**DATASET RECORDS**
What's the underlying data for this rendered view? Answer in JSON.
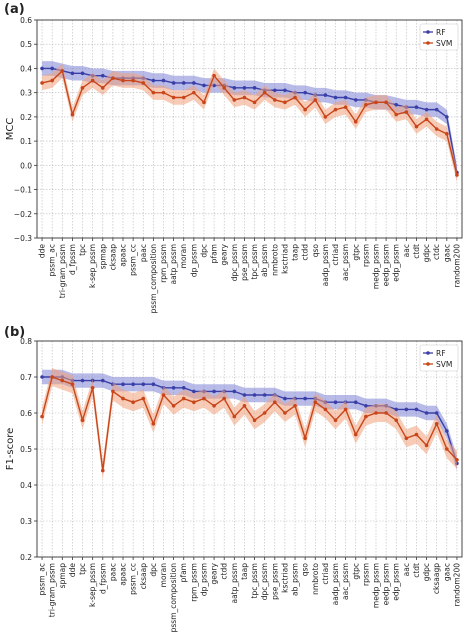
{
  "colors": {
    "rf": "#3a3fa8",
    "svm": "#c8461a",
    "rf_band": "#7d83d6",
    "svm_band": "#f0a07a",
    "grid": "#b9b9b9"
  },
  "chart_data": [
    {
      "panel_label": "(a)",
      "type": "line",
      "ylabel": "MCC",
      "xlabel": "",
      "ylim": [
        -0.3,
        0.6
      ],
      "yticks": [
        "−0.3",
        "−0.2",
        "−0.1",
        "0.0",
        "0.1",
        "0.2",
        "0.3",
        "0.4",
        "0.5",
        "0.6"
      ],
      "grid": true,
      "legend": "top-right",
      "categories": [
        "dde",
        "pssm_ac",
        "tri-gram_pssm",
        "d_fpssm",
        "tpc",
        "k-sep_pssm",
        "spmap",
        "cksaap",
        "apaac",
        "pssm_cc",
        "paac",
        "pssm_composition",
        "rpm_pssm",
        "aatp_pssm",
        "moran",
        "dp_pssm",
        "dpc",
        "pfam",
        "geary",
        "dpc_pssm",
        "pse_pssm",
        "tpc_pssm",
        "ab_pssm",
        "nmbroto",
        "ksctriad",
        "taap",
        "ctdd",
        "qso",
        "aadp_pssm",
        "ctriad",
        "aac_pssm",
        "gtpc",
        "rpssm",
        "medp_pssm",
        "eedp_pssm",
        "edp_pssm",
        "aac",
        "ctdt",
        "gdpc",
        "ctdc",
        "gaac",
        "random200"
      ],
      "series": [
        {
          "name": "RF",
          "values": [
            0.4,
            0.4,
            0.39,
            0.38,
            0.38,
            0.37,
            0.37,
            0.36,
            0.36,
            0.36,
            0.36,
            0.35,
            0.35,
            0.34,
            0.34,
            0.34,
            0.33,
            0.33,
            0.33,
            0.32,
            0.32,
            0.32,
            0.31,
            0.31,
            0.31,
            0.3,
            0.3,
            0.29,
            0.29,
            0.28,
            0.28,
            0.27,
            0.27,
            0.26,
            0.26,
            0.25,
            0.24,
            0.24,
            0.23,
            0.23,
            0.2,
            -0.03
          ],
          "band": 0.03
        },
        {
          "name": "SVM",
          "values": [
            0.34,
            0.35,
            0.39,
            0.21,
            0.32,
            0.35,
            0.32,
            0.36,
            0.35,
            0.35,
            0.34,
            0.3,
            0.3,
            0.28,
            0.28,
            0.3,
            0.26,
            0.37,
            0.32,
            0.27,
            0.28,
            0.26,
            0.3,
            0.27,
            0.26,
            0.28,
            0.23,
            0.27,
            0.2,
            0.23,
            0.24,
            0.18,
            0.25,
            0.26,
            0.26,
            0.21,
            0.22,
            0.16,
            0.19,
            0.15,
            0.13,
            -0.04
          ],
          "band": 0.03
        }
      ]
    },
    {
      "panel_label": "(b)",
      "type": "line",
      "ylabel": "F1-score",
      "xlabel": "",
      "ylim": [
        0.2,
        0.8
      ],
      "yticks": [
        "0.2",
        "0.3",
        "0.4",
        "0.5",
        "0.6",
        "0.7",
        "0.8"
      ],
      "grid": true,
      "legend": "top-right",
      "categories": [
        "pssm_ac",
        "tri-gram_pssm",
        "spmap",
        "dde",
        "tpc",
        "k-sep_pssm",
        "d_fpssm",
        "paac",
        "apaac",
        "pssm_cc",
        "cksaap",
        "dpc",
        "moran",
        "pssm_composition",
        "pfam",
        "rpm_pssm",
        "dp_pssm",
        "geary",
        "ctdd",
        "aatp_pssm",
        "taap",
        "tpc_pssm",
        "dpc_pssm",
        "pse_pssm",
        "ksctriad",
        "ab_pssm",
        "qso",
        "nmbroto",
        "ctriad",
        "aadp_pssm",
        "aac_pssm",
        "gtpc",
        "rpssm",
        "medp_pssm",
        "eedp_pssm",
        "edp_pssm",
        "aac",
        "ctdt",
        "gdpc",
        "cksaagp",
        "gaac",
        "random200"
      ],
      "series": [
        {
          "name": "RF",
          "values": [
            0.7,
            0.7,
            0.7,
            0.69,
            0.69,
            0.69,
            0.69,
            0.68,
            0.68,
            0.68,
            0.68,
            0.68,
            0.67,
            0.67,
            0.67,
            0.66,
            0.66,
            0.66,
            0.66,
            0.66,
            0.65,
            0.65,
            0.65,
            0.65,
            0.64,
            0.64,
            0.64,
            0.64,
            0.63,
            0.63,
            0.63,
            0.63,
            0.62,
            0.62,
            0.62,
            0.61,
            0.61,
            0.61,
            0.6,
            0.6,
            0.55,
            0.46
          ],
          "band": 0.02
        },
        {
          "name": "SVM",
          "values": [
            0.59,
            0.7,
            0.69,
            0.68,
            0.58,
            0.67,
            0.44,
            0.66,
            0.64,
            0.63,
            0.64,
            0.57,
            0.65,
            0.62,
            0.64,
            0.63,
            0.64,
            0.62,
            0.64,
            0.59,
            0.62,
            0.58,
            0.6,
            0.63,
            0.6,
            0.62,
            0.53,
            0.63,
            0.61,
            0.58,
            0.61,
            0.54,
            0.59,
            0.6,
            0.6,
            0.58,
            0.53,
            0.54,
            0.51,
            0.57,
            0.5,
            0.47
          ],
          "band": 0.025
        }
      ]
    }
  ]
}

**TASK BRIEF**
Repeat each record exactly as shown above, dropping all images.

**FINAL RESULT**
What's the underlying data for this rendered view? Answer in JSON.
{
  "colors": {
    "rf": "#3a3fa8",
    "svm": "#c8461a",
    "rf_band": "#7d83d6",
    "svm_band": "#f0a07a",
    "grid": "#b9b9b9"
  },
  "chart_data": [
    {
      "panel_label": "(a)",
      "type": "line",
      "ylabel": "MCC",
      "xlabel": "",
      "ylim": [
        -0.3,
        0.6
      ],
      "yticks": [
        "−0.3",
        "−0.2",
        "−0.1",
        "0.0",
        "0.1",
        "0.2",
        "0.3",
        "0.4",
        "0.5",
        "0.6"
      ],
      "grid": true,
      "legend": "top-right",
      "categories": [
        "dde",
        "pssm_ac",
        "tri-gram_pssm",
        "d_fpssm",
        "tpc",
        "k-sep_pssm",
        "spmap",
        "cksaap",
        "apaac",
        "pssm_cc",
        "paac",
        "pssm_composition",
        "rpm_pssm",
        "aatp_pssm",
        "moran",
        "dp_pssm",
        "dpc",
        "pfam",
        "geary",
        "dpc_pssm",
        "pse_pssm",
        "tpc_pssm",
        "ab_pssm",
        "nmbroto",
        "ksctriad",
        "taap",
        "ctdd",
        "qso",
        "aadp_pssm",
        "ctriad",
        "aac_pssm",
        "gtpc",
        "rpssm",
        "medp_pssm",
        "eedp_pssm",
        "edp_pssm",
        "aac",
        "ctdt",
        "gdpc",
        "ctdc",
        "gaac",
        "random200"
      ],
      "series": [
        {
          "name": "RF",
          "values": [
            0.4,
            0.4,
            0.39,
            0.38,
            0.38,
            0.37,
            0.37,
            0.36,
            0.36,
            0.36,
            0.36,
            0.35,
            0.35,
            0.34,
            0.34,
            0.34,
            0.33,
            0.33,
            0.33,
            0.32,
            0.32,
            0.32,
            0.31,
            0.31,
            0.31,
            0.3,
            0.3,
            0.29,
            0.29,
            0.28,
            0.28,
            0.27,
            0.27,
            0.26,
            0.26,
            0.25,
            0.24,
            0.24,
            0.23,
            0.23,
            0.2,
            -0.03
          ],
          "band": 0.03
        },
        {
          "name": "SVM",
          "values": [
            0.34,
            0.35,
            0.39,
            0.21,
            0.32,
            0.35,
            0.32,
            0.36,
            0.35,
            0.35,
            0.34,
            0.3,
            0.3,
            0.28,
            0.28,
            0.3,
            0.26,
            0.37,
            0.32,
            0.27,
            0.28,
            0.26,
            0.3,
            0.27,
            0.26,
            0.28,
            0.23,
            0.27,
            0.2,
            0.23,
            0.24,
            0.18,
            0.25,
            0.26,
            0.26,
            0.21,
            0.22,
            0.16,
            0.19,
            0.15,
            0.13,
            -0.04
          ],
          "band": 0.03
        }
      ]
    },
    {
      "panel_label": "(b)",
      "type": "line",
      "ylabel": "F1-score",
      "xlabel": "",
      "ylim": [
        0.2,
        0.8
      ],
      "yticks": [
        "0.2",
        "0.3",
        "0.4",
        "0.5",
        "0.6",
        "0.7",
        "0.8"
      ],
      "grid": true,
      "legend": "top-right",
      "categories": [
        "pssm_ac",
        "tri-gram_pssm",
        "spmap",
        "dde",
        "tpc",
        "k-sep_pssm",
        "d_fpssm",
        "paac",
        "apaac",
        "pssm_cc",
        "cksaap",
        "dpc",
        "moran",
        "pssm_composition",
        "pfam",
        "rpm_pssm",
        "dp_pssm",
        "geary",
        "ctdd",
        "aatp_pssm",
        "taap",
        "tpc_pssm",
        "dpc_pssm",
        "pse_pssm",
        "ksctriad",
        "ab_pssm",
        "qso",
        "nmbroto",
        "ctriad",
        "aadp_pssm",
        "aac_pssm",
        "gtpc",
        "rpssm",
        "medp_pssm",
        "eedp_pssm",
        "edp_pssm",
        "aac",
        "ctdt",
        "gdpc",
        "cksaagp",
        "gaac",
        "random200"
      ],
      "series": [
        {
          "name": "RF",
          "values": [
            0.7,
            0.7,
            0.7,
            0.69,
            0.69,
            0.69,
            0.69,
            0.68,
            0.68,
            0.68,
            0.68,
            0.68,
            0.67,
            0.67,
            0.67,
            0.66,
            0.66,
            0.66,
            0.66,
            0.66,
            0.65,
            0.65,
            0.65,
            0.65,
            0.64,
            0.64,
            0.64,
            0.64,
            0.63,
            0.63,
            0.63,
            0.63,
            0.62,
            0.62,
            0.62,
            0.61,
            0.61,
            0.61,
            0.6,
            0.6,
            0.55,
            0.46
          ],
          "band": 0.02
        },
        {
          "name": "SVM",
          "values": [
            0.59,
            0.7,
            0.69,
            0.68,
            0.58,
            0.67,
            0.44,
            0.66,
            0.64,
            0.63,
            0.64,
            0.57,
            0.65,
            0.62,
            0.64,
            0.63,
            0.64,
            0.62,
            0.64,
            0.59,
            0.62,
            0.58,
            0.6,
            0.63,
            0.6,
            0.62,
            0.53,
            0.63,
            0.61,
            0.58,
            0.61,
            0.54,
            0.59,
            0.6,
            0.6,
            0.58,
            0.53,
            0.54,
            0.51,
            0.57,
            0.5,
            0.47
          ],
          "band": 0.025
        }
      ]
    }
  ]
}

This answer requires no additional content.